Когда же я стану поэтом
Настолько, чтоб все презирать,
Настолько, чтоб в холоде этом
Бесчувственным светом играть[32].
И безучастный «печальный силуэт на зареве осеннего заката»[33] — из той же оперы: эстетизм и великолепное, абсолютное презрение к миру, которое так пугало А. Блока.
В «Закроешь…» происходит растворение хрустального гроба. Пробуждение. Воплощение. Со всеми страшными последствиями. В середине 20-х годов Георгий Иванов теряет внутреннее равновесие и внутренний покой неведения и неучастия, на котором настояны все лучшие стихи «Вереска», «Лампады и «Садов». И обретает динамическую гармонию. На смену «гармонии неведения» безответственного мальчика приходит «гармония мужества» настоящего мужа. На первых порах оптимистическая. Поначалу воплотившемуся ангелу (пусть не всегда, но в «лучшие» минуты) верится, что хотя бы теоретически возможно «поднять» этот падший мир, возможно, если не весь, то часть, хотя бы «кусочек» этого мира спасти, просветлить, преобразовать музыкально, хотя бы как «эстетический феномен»[34] (Крайняя точка этой веры: «Это музыка миру прощает то, что жизнь никогда не простит»). Но после 1937 года Иванов не верит уже и в это. После семи лет молчания и отчаяния (зафиксированного в 1938 году в «Распаде атома») в 1943 году на место «гармонии мужества» придет «гармония отчаяния». Не останется ничего, кроме «нигилизма и музыки»[35], из которых одних и будут сотканы поздние стихи поэта. Да еще из любви к «бедным людям». И к России. Той, «что будет жить в веках».
В «Садах» нет плохих стихотворений. Особенно же хочется выделить следующие: «Эоловой арфой вздыхает печаль…», «Легкий месяц блеснет над крестами забытых могил…», «Оттого и томит меня шорох травы…», «Холодеет осеннее солнце и листвой пожелтевшей играет…», «Облако свернулось клубком…», Петергоф,«Когда скучна развернутая книга…», «На западе желтели облака…»

- _ЗАДАНИЕ A_
Обнови записи от их начала до строки с «- ad-open-button[interactable]: باز» включительно: замени «close-tab-icon» на «tab-close-icon», а всё остальное оставь как есть.
Текст и записи между собой никак не связаны.

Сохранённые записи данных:
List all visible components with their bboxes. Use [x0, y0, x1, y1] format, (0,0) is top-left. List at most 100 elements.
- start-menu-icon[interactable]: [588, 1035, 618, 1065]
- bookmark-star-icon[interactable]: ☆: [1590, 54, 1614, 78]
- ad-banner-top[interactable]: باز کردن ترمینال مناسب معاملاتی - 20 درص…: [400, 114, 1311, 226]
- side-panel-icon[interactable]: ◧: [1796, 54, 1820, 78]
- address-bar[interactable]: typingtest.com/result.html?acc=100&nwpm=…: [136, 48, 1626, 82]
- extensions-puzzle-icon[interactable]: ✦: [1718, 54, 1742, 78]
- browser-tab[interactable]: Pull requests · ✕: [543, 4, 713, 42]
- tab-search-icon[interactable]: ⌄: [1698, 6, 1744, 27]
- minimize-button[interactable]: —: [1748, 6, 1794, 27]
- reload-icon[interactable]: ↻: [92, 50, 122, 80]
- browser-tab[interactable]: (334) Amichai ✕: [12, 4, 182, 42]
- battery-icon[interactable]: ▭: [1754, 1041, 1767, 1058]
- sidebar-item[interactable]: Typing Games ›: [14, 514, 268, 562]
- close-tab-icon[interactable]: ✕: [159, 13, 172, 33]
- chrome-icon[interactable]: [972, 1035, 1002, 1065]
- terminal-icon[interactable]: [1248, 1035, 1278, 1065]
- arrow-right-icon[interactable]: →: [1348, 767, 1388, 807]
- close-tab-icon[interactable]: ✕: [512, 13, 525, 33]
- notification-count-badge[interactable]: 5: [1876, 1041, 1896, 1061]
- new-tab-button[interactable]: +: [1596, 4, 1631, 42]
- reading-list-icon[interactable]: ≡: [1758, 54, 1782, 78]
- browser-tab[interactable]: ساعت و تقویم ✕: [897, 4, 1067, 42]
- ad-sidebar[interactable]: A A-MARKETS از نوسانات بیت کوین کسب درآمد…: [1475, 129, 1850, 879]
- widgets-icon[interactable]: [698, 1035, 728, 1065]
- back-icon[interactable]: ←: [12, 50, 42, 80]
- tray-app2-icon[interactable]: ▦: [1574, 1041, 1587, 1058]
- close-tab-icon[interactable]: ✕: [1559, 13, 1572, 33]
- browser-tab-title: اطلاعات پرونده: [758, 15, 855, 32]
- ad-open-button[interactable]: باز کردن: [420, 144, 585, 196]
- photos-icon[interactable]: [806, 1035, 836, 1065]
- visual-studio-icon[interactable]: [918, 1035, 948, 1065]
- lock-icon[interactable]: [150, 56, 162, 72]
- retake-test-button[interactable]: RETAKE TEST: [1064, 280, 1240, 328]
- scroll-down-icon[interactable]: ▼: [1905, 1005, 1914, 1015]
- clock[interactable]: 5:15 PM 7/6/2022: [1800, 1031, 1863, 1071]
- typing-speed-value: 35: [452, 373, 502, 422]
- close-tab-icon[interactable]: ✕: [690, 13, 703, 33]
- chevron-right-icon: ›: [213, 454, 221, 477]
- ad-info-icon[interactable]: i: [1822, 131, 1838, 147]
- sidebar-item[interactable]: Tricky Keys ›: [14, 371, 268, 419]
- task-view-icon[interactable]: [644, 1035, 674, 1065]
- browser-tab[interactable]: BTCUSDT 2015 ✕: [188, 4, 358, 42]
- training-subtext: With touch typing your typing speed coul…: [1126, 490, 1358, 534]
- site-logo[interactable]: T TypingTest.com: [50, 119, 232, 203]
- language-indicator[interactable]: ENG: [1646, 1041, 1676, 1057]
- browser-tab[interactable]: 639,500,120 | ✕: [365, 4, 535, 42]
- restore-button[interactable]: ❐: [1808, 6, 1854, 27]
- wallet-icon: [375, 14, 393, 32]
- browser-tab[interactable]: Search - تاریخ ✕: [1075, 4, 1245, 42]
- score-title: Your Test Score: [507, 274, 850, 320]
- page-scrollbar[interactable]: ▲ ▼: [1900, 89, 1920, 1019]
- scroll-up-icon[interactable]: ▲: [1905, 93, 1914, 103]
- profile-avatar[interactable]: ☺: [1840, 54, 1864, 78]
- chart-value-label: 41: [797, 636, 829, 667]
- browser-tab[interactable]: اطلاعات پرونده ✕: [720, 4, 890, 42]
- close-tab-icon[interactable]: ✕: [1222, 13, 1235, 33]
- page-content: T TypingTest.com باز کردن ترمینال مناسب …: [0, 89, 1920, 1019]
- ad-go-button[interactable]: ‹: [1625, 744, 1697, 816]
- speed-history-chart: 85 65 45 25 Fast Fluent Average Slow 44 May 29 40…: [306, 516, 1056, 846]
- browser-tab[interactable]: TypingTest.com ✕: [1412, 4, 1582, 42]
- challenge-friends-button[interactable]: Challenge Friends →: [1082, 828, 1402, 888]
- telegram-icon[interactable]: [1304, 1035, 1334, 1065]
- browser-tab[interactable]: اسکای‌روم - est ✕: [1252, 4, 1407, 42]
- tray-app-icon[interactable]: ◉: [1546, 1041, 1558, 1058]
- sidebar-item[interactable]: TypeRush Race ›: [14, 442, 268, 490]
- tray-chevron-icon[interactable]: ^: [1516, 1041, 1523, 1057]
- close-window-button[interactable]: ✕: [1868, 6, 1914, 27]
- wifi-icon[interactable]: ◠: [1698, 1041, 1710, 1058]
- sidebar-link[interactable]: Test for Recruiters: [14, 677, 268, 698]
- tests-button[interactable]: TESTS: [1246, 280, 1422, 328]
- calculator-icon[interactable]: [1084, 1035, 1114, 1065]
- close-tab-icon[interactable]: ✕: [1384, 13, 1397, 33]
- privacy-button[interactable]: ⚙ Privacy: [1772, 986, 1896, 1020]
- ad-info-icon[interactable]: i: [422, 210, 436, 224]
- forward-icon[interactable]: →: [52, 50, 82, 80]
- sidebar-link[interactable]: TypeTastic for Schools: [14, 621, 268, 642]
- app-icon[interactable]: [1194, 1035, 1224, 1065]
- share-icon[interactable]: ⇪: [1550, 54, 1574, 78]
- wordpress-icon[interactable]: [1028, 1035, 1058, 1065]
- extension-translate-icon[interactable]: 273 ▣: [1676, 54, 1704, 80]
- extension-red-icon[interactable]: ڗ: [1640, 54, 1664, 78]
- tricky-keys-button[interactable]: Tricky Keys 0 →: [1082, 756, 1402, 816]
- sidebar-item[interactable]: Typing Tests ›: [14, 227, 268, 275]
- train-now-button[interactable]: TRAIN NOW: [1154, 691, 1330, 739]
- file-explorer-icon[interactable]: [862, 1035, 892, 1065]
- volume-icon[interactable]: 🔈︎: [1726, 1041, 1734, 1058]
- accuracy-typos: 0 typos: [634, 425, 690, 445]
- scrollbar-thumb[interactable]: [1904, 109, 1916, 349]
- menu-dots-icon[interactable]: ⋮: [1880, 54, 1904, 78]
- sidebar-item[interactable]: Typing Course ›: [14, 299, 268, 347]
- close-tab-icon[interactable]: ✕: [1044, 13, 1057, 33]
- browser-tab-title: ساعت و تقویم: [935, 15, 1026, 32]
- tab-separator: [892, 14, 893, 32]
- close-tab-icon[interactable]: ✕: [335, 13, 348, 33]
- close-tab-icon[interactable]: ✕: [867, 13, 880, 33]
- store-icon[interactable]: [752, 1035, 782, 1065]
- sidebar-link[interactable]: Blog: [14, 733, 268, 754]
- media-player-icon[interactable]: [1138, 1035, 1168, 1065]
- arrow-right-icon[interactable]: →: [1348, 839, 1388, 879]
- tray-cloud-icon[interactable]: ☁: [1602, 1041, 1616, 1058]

- _ЗАДАНИЕ B_
Верни без изменений фрагмент текста о стихах Георгия Иванова от «Когда же я стану» до «пугало А. Блока.».

- _РЕШЕНИЕ ЗАДАНИЯ A_
List all visible components with their bboxes. Use [x0, y0, x1, y1] format, (0,0) is top-left. List at most 100 elements.
- start-menu-icon[interactable]: [588, 1035, 618, 1065]
- bookmark-star-icon[interactable]: ☆: [1590, 54, 1614, 78]
- ad-banner-top[interactable]: باز کردن ترمینال مناسب معاملاتی - 20 درص…: [400, 114, 1311, 226]
- side-panel-icon[interactable]: ◧: [1796, 54, 1820, 78]
- address-bar[interactable]: typingtest.com/result.html?acc=100&nwpm=…: [136, 48, 1626, 82]
- extensions-puzzle-icon[interactable]: ✦: [1718, 54, 1742, 78]
- browser-tab[interactable]: Pull requests · ✕: [543, 4, 713, 42]
- tab-search-icon[interactable]: ⌄: [1698, 6, 1744, 27]
- minimize-button[interactable]: —: [1748, 6, 1794, 27]
- reload-icon[interactable]: ↻: [92, 50, 122, 80]
- browser-tab[interactable]: (334) Amichai ✕: [12, 4, 182, 42]
- battery-icon[interactable]: ▭: [1754, 1041, 1767, 1058]
- sidebar-item[interactable]: Typing Games ›: [14, 514, 268, 562]
- tab-close-icon[interactable]: ✕: [159, 13, 172, 33]
- chrome-icon[interactable]: [972, 1035, 1002, 1065]
- terminal-icon[interactable]: [1248, 1035, 1278, 1065]
- arrow-right-icon[interactable]: →: [1348, 767, 1388, 807]
- tab-close-icon[interactable]: ✕: [512, 13, 525, 33]
- notification-count-badge[interactable]: 5: [1876, 1041, 1896, 1061]
- new-tab-button[interactable]: +: [1596, 4, 1631, 42]
- reading-list-icon[interactable]: ≡: [1758, 54, 1782, 78]
- browser-tab[interactable]: ساعت و تقویم ✕: [897, 4, 1067, 42]
- ad-sidebar[interactable]: A A-MARKETS از نوسانات بیت کوین کسب درآمد…: [1475, 129, 1850, 879]
- widgets-icon[interactable]: [698, 1035, 728, 1065]
- back-icon[interactable]: ←: [12, 50, 42, 80]
- tray-app2-icon[interactable]: ▦: [1574, 1041, 1587, 1058]
- tab-close-icon[interactable]: ✕: [1559, 13, 1572, 33]
- browser-tab-title: اطلاعات پرونده: [758, 15, 855, 32]
- ad-open-button[interactable]: باز کردن: [420, 144, 585, 196]

- _РЕШЕНИЕ ЗАДАНИЯ B_
Когда же я стану поэтом
Настолько, чтоб все презирать,
Настолько, чтоб в холоде этом
Бесчувственным светом играть[32].
И безучастный «печальный силуэт на зареве осеннего заката»[33] — из той же оперы: эстетизм и великолепное, абсолютное презрение к миру, которое так пугало А. Блока.